▸ Requirements
Transcribe the lines below verbatim, skipping the images.

[Records that describe figures]

<<<<

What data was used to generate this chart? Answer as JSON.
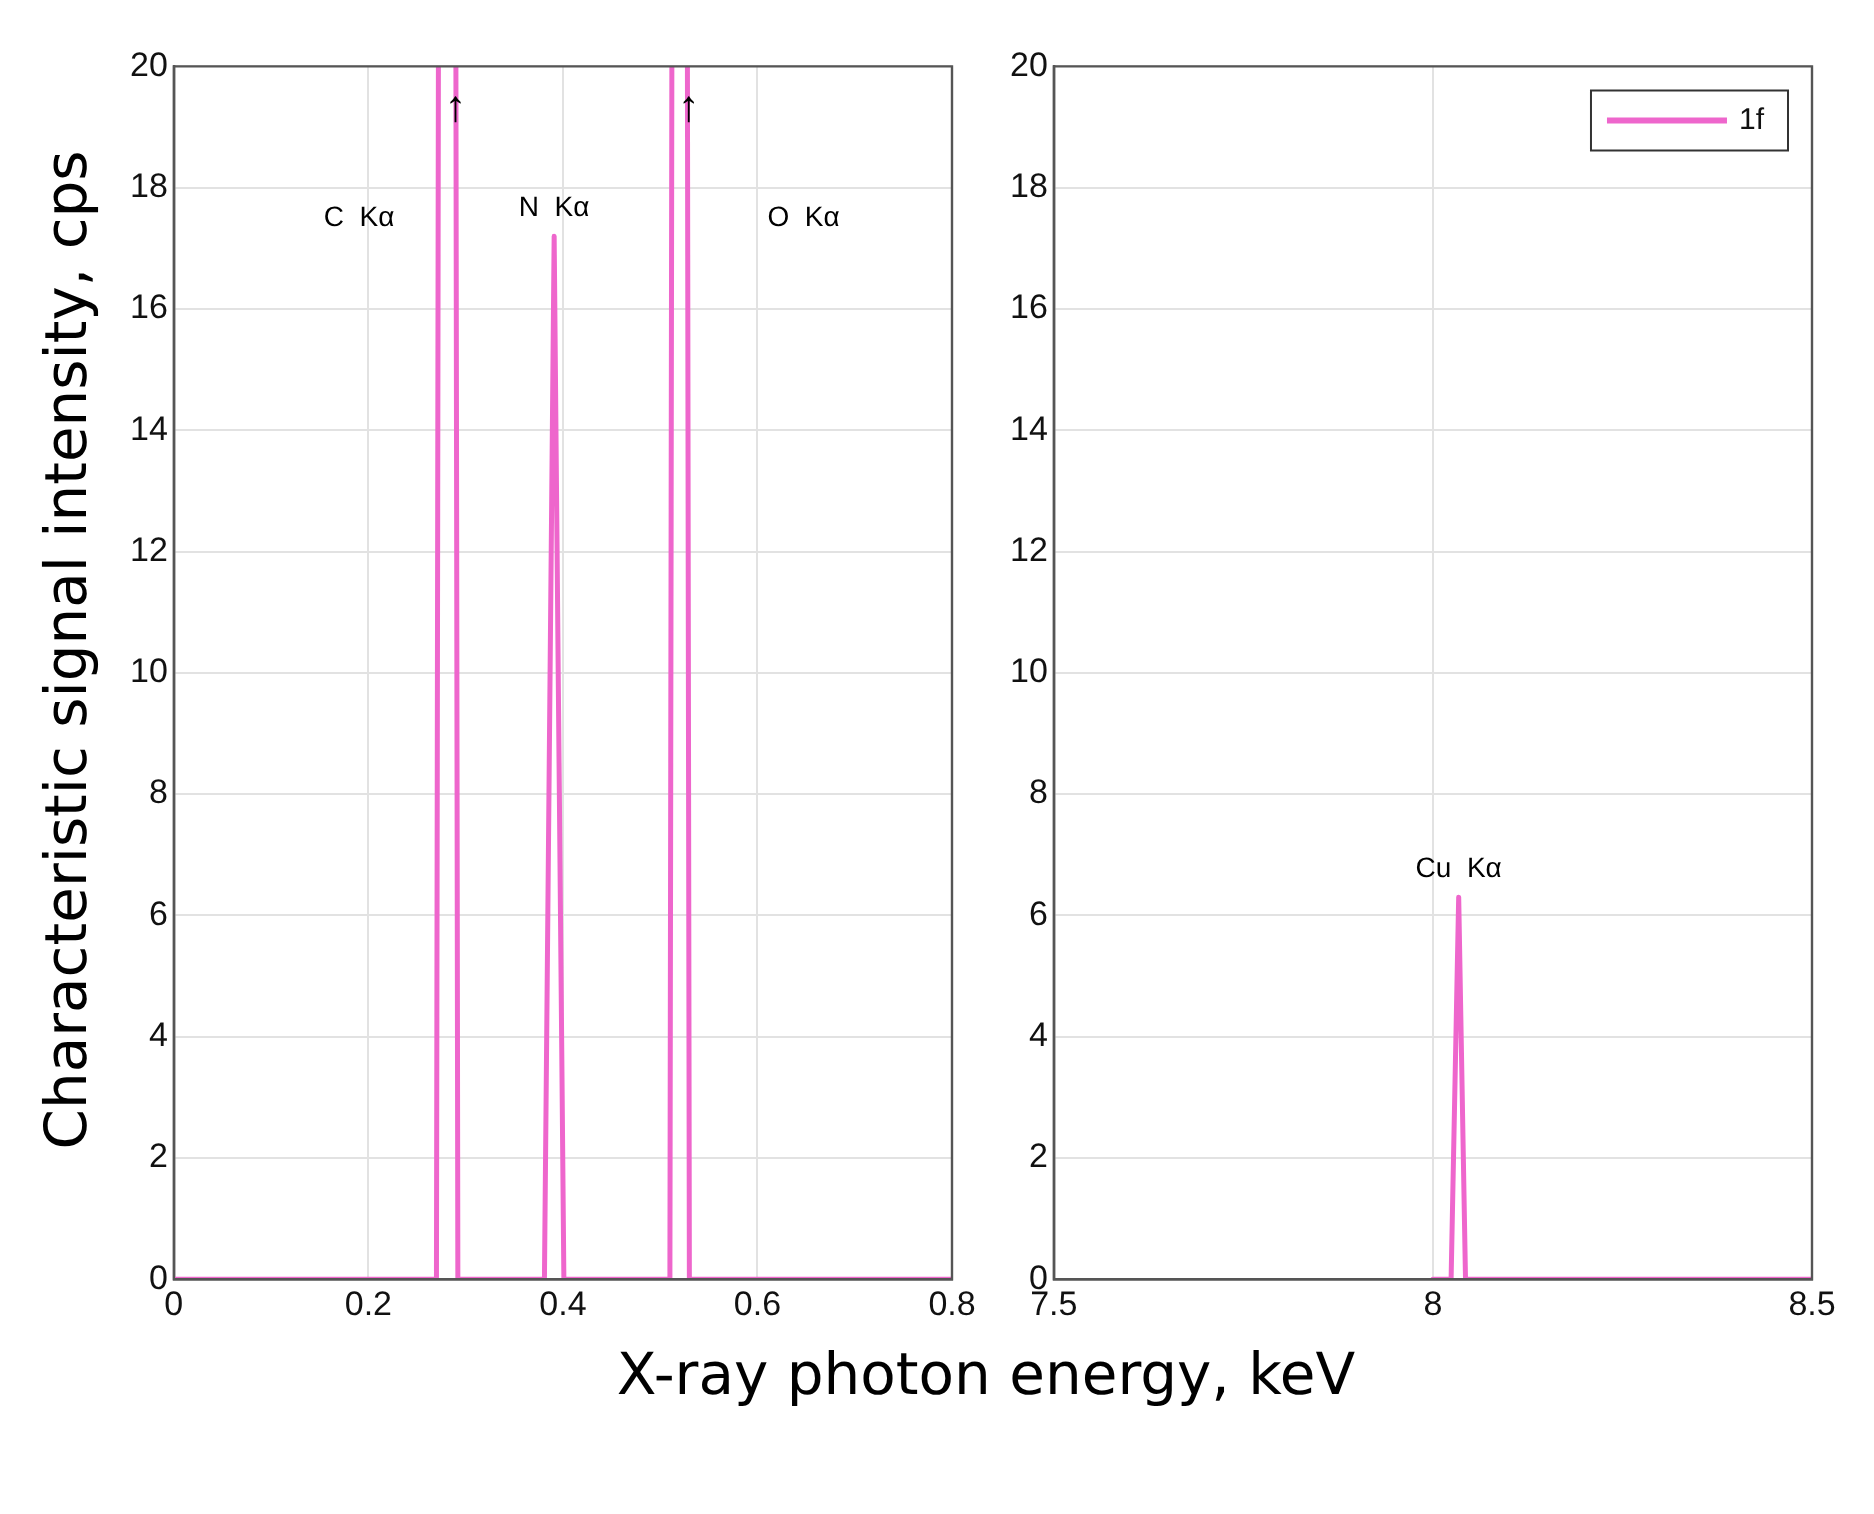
{
  "chart_data": [
    {
      "type": "line",
      "ylabel": "Characteristic signal intensity, cps",
      "xlabel": "X-ray photon energy, keV",
      "xlim": [
        0,
        0.8
      ],
      "xticks": [
        0,
        0.2,
        0.4,
        0.6,
        0.8
      ],
      "ylim": [
        0,
        20
      ],
      "yticks": [
        0,
        2,
        4,
        6,
        8,
        10,
        12,
        14,
        16,
        18,
        20
      ],
      "grid": true,
      "marker": "none",
      "line_style": "solid",
      "legend": false,
      "series": [
        {
          "color": "#ee66cc",
          "x": [
            0,
            0.27,
            0.272,
            0.281,
            0.29,
            0.292,
            0.381,
            0.391,
            0.401,
            0.51,
            0.512,
            0.52,
            0.528,
            0.53,
            0.8
          ],
          "values": [
            0,
            0,
            20,
            null,
            20,
            0,
            0,
            17.2,
            0,
            0,
            20,
            null,
            20,
            0,
            0
          ]
        }
      ],
      "annotations": [
        "C  Kα",
        {
          "text": "N  Kα",
          "x": 0.391,
          "y": 17.2
        },
        "O  Kα",
        {
          "text": "↑",
          "x": 0.272,
          "y": 20
        },
        {
          "text": "↑",
          "x": 0.512,
          "y": 20
        }
      ]
    },
    {
      "type": "line",
      "xlim": [
        7.5,
        8.5
      ],
      "xticks": [
        7.5,
        8,
        8.5
      ],
      "ylim": [
        0,
        20
      ],
      "yticks": [
        0,
        2,
        4,
        6,
        8,
        10,
        12,
        14,
        16,
        18,
        20
      ],
      "grid": true,
      "marker": "none",
      "line_style": "solid",
      "legend": "top right",
      "series": [
        {
          "name": "1f",
          "color": "#ee66cc",
          "x": [
            8.0,
            8.024,
            8.034,
            8.043,
            8.5
          ],
          "values": [
            0,
            0,
            6.3,
            0,
            0
          ]
        }
      ],
      "annotations": [
        {
          "text": "Cu  Kα",
          "x": 8.034,
          "y": 6.3
        }
      ]
    }
  ]
}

>>>>

▸ Response to the exercise
What data was used to generate this chart? Answer as JSON.
{
  "chart_data": [
    {
      "type": "line",
      "ylabel": "Characteristic signal intensity, cps",
      "xlabel": "X-ray photon energy, keV",
      "xlim": [
        0,
        0.8
      ],
      "xticks": [
        0,
        0.2,
        0.4,
        0.6,
        0.8
      ],
      "ylim": [
        0,
        20
      ],
      "yticks": [
        0,
        2,
        4,
        6,
        8,
        10,
        12,
        14,
        16,
        18,
        20
      ],
      "grid": true,
      "marker": "none",
      "line_style": "solid",
      "legend": false,
      "series": [
        {
          "color": "#ee66cc",
          "x": [
            0,
            0.27,
            0.272,
            0.281,
            0.29,
            0.292,
            0.381,
            0.391,
            0.401,
            0.51,
            0.512,
            0.52,
            0.528,
            0.53,
            0.8
          ],
          "values": [
            0,
            0,
            20,
            null,
            20,
            0,
            0,
            17.2,
            0,
            0,
            20,
            null,
            20,
            0,
            0
          ]
        }
      ],
      "annotations": [
        "C  Kα",
        {
          "text": "N  Kα",
          "x": 0.391,
          "y": 17.2
        },
        "O  Kα",
        {
          "text": "↑",
          "x": 0.272,
          "y": 20
        },
        {
          "text": "↑",
          "x": 0.512,
          "y": 20
        }
      ]
    },
    {
      "type": "line",
      "xlim": [
        7.5,
        8.5
      ],
      "xticks": [
        7.5,
        8,
        8.5
      ],
      "ylim": [
        0,
        20
      ],
      "yticks": [
        0,
        2,
        4,
        6,
        8,
        10,
        12,
        14,
        16,
        18,
        20
      ],
      "grid": true,
      "marker": "none",
      "line_style": "solid",
      "legend": "top right",
      "series": [
        {
          "name": "1f",
          "color": "#ee66cc",
          "x": [
            8.0,
            8.024,
            8.034,
            8.043,
            8.5
          ],
          "values": [
            0,
            0,
            6.3,
            0,
            0
          ]
        }
      ],
      "annotations": [
        {
          "text": "Cu  Kα",
          "x": 8.034,
          "y": 6.3
        }
      ]
    }
  ]
}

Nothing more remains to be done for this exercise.